* _Your task_: Give only the number of lines in the records that include the string "session".

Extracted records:
>>>

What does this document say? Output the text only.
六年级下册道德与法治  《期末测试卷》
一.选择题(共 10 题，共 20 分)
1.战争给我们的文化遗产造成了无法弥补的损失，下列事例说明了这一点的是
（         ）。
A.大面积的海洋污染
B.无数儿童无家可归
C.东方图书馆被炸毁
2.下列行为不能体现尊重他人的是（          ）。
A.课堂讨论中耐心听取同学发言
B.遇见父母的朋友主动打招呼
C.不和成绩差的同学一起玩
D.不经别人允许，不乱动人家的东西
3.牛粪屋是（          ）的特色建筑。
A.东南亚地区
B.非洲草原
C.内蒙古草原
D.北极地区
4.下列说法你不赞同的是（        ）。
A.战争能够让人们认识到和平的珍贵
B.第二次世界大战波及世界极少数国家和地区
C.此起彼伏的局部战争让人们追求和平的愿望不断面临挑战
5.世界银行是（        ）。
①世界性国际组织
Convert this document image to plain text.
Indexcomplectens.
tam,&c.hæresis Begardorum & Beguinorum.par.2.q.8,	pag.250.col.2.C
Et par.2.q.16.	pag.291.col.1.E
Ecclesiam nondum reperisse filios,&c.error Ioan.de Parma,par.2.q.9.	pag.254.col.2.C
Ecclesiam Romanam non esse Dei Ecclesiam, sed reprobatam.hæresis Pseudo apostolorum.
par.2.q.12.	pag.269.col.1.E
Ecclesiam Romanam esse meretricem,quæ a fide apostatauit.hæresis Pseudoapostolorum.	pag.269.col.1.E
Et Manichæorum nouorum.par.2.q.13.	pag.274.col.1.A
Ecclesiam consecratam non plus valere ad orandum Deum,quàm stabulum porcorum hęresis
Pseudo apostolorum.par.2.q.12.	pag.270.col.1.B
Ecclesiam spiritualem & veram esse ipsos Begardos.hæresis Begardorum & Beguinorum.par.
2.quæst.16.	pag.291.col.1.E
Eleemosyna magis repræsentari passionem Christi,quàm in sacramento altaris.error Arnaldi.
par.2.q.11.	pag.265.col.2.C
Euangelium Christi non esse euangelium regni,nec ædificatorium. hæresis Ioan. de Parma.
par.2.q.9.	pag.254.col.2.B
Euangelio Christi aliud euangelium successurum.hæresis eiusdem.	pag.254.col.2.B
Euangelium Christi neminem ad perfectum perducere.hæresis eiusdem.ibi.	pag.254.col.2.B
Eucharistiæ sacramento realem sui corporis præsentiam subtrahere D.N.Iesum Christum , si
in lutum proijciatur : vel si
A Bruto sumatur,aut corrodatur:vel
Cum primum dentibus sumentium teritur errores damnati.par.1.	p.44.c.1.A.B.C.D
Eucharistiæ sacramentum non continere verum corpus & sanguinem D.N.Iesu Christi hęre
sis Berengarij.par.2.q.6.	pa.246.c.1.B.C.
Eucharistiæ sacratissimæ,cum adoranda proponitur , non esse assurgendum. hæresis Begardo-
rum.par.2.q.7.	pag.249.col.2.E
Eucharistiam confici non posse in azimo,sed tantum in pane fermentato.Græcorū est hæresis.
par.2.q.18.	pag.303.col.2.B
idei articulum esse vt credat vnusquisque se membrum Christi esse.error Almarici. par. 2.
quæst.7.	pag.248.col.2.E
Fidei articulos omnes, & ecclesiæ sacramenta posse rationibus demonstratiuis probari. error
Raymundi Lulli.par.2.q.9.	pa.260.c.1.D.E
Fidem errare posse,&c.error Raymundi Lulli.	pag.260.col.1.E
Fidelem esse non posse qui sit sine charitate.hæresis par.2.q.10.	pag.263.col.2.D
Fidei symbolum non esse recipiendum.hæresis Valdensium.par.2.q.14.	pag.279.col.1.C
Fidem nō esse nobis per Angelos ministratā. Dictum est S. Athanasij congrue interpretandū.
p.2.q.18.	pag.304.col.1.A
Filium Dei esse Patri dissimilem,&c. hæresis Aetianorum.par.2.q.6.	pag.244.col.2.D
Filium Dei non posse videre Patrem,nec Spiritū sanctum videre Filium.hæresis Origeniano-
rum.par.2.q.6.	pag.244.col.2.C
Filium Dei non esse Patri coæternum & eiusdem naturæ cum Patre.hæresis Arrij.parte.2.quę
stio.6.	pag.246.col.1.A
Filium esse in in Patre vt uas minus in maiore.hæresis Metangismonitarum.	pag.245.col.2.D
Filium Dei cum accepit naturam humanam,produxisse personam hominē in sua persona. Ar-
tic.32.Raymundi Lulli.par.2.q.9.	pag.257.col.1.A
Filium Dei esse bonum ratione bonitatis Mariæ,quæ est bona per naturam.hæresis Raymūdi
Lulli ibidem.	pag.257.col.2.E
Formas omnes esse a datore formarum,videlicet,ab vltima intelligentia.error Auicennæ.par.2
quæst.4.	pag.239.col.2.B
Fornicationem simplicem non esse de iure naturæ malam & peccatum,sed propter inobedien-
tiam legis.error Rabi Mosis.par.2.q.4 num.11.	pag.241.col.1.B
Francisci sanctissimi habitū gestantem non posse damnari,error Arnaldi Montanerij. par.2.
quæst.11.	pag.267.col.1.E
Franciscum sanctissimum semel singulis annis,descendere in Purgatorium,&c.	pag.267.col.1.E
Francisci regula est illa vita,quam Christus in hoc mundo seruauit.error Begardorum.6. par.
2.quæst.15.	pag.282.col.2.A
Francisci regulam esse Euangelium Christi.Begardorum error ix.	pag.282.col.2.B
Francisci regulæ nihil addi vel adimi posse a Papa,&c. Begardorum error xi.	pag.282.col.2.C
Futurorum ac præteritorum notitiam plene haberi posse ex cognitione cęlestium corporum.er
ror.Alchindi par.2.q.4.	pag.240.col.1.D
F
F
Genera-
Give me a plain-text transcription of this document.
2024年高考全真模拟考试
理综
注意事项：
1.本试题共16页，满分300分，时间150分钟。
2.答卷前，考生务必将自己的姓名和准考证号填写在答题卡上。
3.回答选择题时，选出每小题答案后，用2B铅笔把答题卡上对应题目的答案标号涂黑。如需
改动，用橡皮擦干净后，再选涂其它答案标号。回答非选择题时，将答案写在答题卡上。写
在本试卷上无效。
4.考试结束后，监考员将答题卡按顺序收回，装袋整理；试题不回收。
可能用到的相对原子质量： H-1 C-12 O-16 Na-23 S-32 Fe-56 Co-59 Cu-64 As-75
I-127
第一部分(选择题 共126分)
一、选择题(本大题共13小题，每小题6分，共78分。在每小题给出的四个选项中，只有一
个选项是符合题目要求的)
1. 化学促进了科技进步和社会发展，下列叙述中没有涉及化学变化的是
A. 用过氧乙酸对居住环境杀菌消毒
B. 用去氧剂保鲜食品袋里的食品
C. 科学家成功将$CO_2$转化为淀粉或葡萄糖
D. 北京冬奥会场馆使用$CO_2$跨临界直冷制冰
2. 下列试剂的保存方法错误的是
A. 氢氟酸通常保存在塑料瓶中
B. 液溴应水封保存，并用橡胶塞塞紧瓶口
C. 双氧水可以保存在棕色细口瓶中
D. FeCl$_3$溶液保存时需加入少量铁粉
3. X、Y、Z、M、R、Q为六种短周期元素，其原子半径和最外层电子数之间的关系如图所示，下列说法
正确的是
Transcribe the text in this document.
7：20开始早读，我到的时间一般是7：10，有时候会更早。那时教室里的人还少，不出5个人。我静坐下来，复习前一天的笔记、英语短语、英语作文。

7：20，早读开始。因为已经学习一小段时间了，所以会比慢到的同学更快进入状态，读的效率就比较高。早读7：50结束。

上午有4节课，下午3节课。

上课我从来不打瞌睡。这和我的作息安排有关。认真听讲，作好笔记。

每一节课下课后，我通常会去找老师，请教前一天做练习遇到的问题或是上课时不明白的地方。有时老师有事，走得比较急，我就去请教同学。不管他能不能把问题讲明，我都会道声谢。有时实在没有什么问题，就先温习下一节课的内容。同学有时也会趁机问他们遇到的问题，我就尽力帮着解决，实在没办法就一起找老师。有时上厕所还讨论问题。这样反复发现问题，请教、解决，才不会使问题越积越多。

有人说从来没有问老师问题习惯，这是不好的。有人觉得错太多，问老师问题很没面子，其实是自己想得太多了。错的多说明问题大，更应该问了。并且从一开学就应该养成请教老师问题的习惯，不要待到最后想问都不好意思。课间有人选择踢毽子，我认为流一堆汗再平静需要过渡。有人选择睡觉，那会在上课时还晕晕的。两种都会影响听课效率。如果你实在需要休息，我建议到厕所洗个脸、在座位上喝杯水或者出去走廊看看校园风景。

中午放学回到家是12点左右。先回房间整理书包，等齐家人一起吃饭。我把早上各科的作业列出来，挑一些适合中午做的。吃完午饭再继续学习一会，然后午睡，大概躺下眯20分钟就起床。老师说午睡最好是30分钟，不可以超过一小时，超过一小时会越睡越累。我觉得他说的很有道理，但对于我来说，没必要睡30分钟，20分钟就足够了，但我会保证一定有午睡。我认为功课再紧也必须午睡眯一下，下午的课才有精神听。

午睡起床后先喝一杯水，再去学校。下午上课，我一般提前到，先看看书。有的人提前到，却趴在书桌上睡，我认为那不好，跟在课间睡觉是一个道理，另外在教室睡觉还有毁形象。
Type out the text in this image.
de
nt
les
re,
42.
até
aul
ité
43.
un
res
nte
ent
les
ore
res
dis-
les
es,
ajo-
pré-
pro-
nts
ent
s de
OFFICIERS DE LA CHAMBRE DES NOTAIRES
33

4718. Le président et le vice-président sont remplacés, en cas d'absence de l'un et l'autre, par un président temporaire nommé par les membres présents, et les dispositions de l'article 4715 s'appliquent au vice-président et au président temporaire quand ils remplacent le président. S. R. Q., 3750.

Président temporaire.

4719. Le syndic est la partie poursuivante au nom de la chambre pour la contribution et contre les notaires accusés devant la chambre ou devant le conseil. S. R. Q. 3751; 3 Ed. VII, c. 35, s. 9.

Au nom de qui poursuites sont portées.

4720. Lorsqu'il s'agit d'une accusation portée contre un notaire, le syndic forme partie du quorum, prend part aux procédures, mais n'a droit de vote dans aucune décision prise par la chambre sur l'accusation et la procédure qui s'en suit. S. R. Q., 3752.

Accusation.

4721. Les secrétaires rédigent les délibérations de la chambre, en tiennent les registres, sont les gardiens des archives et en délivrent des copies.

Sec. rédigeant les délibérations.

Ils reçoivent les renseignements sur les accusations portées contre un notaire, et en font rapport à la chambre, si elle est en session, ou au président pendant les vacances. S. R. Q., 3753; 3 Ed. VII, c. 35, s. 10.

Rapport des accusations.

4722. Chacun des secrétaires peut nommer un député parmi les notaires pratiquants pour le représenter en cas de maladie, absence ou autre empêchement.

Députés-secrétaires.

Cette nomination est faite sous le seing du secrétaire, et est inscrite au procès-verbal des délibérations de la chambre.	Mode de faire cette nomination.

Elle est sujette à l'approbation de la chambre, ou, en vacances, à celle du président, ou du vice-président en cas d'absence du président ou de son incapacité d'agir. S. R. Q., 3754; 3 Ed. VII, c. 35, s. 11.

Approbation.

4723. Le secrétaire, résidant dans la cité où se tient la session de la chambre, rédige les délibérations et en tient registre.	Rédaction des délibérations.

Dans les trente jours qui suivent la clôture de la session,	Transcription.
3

<<<

* _Correct response_: 3